◆ TASK GOAL
Find the lines that contain the word "PIMOS" and copy each one.

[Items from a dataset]
··········
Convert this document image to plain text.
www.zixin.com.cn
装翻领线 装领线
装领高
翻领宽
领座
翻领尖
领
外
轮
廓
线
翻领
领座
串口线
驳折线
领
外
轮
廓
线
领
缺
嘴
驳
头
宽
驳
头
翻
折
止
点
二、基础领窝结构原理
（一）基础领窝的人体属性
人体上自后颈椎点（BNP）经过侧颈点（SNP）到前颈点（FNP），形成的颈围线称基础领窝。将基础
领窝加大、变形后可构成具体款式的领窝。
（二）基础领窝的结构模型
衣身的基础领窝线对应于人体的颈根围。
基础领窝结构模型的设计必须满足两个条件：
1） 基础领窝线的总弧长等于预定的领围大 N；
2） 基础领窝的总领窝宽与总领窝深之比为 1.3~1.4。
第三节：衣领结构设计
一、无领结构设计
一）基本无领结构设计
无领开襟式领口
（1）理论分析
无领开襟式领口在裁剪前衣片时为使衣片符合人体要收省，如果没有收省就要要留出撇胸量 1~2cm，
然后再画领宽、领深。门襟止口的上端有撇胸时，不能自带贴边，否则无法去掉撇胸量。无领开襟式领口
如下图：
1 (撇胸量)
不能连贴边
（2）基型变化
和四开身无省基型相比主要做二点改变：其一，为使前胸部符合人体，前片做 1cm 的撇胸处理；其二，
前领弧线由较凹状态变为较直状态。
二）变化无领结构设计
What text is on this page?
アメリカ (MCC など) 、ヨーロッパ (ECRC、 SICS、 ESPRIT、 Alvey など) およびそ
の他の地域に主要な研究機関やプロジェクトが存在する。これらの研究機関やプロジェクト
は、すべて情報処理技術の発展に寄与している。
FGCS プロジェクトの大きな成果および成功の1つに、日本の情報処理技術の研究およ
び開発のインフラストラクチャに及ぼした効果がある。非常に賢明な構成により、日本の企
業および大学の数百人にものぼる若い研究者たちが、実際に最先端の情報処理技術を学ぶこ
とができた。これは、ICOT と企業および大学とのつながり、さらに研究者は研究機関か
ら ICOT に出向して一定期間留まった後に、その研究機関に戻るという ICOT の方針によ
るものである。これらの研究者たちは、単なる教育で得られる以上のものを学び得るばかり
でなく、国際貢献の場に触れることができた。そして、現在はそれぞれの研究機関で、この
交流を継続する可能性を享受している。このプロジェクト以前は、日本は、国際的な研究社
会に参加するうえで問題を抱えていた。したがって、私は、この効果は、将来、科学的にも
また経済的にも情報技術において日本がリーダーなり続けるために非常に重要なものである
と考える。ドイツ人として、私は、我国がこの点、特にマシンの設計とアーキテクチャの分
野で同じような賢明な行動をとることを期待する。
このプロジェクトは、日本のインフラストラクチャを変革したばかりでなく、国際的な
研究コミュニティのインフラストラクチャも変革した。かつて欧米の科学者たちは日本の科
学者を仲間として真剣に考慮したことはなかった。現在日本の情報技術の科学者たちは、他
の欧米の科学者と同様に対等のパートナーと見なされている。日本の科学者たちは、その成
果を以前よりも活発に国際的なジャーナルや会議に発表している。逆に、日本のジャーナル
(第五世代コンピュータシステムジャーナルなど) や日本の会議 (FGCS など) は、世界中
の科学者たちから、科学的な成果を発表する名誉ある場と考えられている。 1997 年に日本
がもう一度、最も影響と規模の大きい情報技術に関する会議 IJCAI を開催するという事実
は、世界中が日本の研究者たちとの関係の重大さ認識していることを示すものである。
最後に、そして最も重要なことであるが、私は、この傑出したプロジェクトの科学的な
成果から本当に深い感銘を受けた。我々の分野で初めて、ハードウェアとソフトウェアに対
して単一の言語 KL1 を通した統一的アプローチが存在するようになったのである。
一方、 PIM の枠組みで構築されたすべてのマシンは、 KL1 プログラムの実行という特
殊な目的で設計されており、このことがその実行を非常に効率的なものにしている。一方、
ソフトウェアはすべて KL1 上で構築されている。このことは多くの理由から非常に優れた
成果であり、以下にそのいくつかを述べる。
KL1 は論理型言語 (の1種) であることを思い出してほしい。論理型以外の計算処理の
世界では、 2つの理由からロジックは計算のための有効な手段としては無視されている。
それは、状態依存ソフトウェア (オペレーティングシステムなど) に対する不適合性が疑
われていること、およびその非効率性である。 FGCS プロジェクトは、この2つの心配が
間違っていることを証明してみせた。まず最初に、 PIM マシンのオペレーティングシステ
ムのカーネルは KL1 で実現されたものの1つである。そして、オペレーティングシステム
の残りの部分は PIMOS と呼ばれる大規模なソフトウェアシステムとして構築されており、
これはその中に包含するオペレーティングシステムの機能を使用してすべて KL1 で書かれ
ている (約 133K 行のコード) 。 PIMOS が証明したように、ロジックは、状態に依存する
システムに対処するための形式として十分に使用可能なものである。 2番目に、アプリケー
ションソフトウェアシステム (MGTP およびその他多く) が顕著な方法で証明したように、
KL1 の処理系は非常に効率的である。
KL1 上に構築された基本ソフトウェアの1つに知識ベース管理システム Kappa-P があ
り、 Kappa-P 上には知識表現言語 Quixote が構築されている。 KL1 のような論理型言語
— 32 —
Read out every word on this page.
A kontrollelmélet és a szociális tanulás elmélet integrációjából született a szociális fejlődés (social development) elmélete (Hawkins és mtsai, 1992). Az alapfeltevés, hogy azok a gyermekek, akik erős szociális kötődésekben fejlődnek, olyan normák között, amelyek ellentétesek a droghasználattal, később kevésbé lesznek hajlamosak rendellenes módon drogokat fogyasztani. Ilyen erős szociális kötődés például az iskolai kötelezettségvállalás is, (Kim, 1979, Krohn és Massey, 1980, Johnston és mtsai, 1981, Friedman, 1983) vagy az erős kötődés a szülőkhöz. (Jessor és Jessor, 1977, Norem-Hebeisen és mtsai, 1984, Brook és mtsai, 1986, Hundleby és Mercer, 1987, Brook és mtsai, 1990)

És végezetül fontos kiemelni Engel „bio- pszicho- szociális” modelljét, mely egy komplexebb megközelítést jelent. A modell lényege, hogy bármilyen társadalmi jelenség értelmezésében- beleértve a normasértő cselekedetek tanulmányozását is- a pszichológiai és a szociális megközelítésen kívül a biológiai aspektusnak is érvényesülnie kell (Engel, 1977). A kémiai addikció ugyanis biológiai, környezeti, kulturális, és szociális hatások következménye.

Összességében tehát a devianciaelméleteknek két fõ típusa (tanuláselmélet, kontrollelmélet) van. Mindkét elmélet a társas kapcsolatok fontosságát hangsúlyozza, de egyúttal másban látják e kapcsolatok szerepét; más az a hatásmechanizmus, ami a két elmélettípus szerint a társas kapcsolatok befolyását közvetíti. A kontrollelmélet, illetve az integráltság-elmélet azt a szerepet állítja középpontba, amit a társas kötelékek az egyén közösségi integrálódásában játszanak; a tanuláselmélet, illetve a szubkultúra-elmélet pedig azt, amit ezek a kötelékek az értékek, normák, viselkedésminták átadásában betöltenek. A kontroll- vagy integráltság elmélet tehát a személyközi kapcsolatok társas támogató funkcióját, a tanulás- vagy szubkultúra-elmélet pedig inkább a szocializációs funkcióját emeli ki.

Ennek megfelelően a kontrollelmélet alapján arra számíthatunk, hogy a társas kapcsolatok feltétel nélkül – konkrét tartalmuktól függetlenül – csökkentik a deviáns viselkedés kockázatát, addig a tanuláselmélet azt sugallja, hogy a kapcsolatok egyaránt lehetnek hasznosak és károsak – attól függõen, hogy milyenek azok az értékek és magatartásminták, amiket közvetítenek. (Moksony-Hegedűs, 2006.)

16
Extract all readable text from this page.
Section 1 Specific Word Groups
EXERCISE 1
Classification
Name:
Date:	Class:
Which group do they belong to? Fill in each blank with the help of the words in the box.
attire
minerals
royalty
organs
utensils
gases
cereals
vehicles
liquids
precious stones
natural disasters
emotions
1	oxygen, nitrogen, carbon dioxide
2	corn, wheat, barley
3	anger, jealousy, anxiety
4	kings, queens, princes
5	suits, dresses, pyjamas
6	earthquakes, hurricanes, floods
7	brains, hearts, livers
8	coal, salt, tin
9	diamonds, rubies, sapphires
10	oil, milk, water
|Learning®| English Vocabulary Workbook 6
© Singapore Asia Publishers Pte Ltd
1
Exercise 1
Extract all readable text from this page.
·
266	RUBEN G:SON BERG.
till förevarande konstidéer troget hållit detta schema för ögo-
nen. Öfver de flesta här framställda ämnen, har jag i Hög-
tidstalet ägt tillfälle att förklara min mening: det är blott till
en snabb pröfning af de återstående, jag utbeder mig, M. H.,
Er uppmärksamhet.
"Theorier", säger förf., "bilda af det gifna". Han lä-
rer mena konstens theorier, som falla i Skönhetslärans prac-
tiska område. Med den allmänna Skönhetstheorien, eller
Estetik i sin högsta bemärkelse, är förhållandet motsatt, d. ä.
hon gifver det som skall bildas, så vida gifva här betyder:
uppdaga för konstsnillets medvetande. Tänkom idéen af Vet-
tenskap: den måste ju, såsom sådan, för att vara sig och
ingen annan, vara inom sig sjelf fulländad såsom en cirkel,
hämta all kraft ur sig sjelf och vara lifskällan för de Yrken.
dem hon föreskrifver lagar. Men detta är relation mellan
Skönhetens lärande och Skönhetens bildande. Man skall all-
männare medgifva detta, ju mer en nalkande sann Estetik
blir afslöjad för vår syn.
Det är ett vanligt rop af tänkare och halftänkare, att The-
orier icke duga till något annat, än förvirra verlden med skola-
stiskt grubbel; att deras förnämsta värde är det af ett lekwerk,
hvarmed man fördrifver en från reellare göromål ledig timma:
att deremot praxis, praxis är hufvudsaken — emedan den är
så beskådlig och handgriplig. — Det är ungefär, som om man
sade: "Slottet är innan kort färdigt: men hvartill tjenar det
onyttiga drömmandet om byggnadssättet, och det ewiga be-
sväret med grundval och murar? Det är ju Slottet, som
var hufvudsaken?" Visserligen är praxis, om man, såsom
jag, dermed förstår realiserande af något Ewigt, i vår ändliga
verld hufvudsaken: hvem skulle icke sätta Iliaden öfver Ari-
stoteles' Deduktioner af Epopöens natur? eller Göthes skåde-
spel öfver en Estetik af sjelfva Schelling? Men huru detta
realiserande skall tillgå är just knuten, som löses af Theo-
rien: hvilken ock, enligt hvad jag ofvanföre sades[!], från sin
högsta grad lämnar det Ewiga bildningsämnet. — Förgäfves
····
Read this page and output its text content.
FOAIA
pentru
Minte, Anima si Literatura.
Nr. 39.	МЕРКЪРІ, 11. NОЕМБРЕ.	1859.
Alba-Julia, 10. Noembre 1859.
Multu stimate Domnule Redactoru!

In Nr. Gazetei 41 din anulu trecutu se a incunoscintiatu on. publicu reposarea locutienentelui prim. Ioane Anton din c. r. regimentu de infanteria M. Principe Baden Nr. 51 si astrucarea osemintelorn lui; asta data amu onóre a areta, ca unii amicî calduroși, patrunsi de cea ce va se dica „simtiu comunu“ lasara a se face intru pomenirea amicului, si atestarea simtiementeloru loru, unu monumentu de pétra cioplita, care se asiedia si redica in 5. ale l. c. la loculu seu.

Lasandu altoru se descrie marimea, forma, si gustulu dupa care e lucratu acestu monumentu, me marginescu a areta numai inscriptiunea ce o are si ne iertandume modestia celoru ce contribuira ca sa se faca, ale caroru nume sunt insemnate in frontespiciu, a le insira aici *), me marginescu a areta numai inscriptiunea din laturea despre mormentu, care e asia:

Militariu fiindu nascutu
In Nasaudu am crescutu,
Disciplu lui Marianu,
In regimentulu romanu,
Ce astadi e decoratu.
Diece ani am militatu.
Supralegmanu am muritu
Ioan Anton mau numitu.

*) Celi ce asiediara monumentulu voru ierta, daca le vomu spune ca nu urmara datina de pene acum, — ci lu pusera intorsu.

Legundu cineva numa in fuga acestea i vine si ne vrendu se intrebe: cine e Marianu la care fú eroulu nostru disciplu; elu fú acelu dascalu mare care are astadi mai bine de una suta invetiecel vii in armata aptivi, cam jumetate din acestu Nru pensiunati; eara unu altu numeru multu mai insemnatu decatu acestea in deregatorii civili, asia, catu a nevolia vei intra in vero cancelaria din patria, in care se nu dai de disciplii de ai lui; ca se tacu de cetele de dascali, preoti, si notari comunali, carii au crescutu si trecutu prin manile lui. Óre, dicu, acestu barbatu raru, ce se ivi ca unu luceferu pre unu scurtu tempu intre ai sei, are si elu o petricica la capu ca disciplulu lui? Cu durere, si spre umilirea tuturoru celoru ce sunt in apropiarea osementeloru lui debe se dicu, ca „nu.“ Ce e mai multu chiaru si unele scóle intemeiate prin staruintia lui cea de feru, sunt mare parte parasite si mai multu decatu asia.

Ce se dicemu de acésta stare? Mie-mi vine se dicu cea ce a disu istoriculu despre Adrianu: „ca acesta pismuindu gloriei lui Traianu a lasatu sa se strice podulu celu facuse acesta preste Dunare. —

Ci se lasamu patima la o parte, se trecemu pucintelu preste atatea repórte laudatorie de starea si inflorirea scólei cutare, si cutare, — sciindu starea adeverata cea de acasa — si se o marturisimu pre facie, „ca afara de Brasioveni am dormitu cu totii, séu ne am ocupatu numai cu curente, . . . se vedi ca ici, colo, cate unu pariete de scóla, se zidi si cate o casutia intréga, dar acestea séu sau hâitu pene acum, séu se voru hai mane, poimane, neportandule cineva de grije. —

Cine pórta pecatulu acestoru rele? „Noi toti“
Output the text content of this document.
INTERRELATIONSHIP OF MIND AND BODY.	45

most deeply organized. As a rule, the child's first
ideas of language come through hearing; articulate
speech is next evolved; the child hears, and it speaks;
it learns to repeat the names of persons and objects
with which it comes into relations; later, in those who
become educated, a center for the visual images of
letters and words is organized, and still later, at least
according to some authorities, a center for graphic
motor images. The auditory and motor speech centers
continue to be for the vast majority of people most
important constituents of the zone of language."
··········
◆ THE RESPONSE
の残りの部分は PIMOS と呼ばれる大規模なソフトウェアシステムとして構築されており、
ている (約 133K 行のコード) 。 PIMOS が証明したように、ロジックは、状態に依存する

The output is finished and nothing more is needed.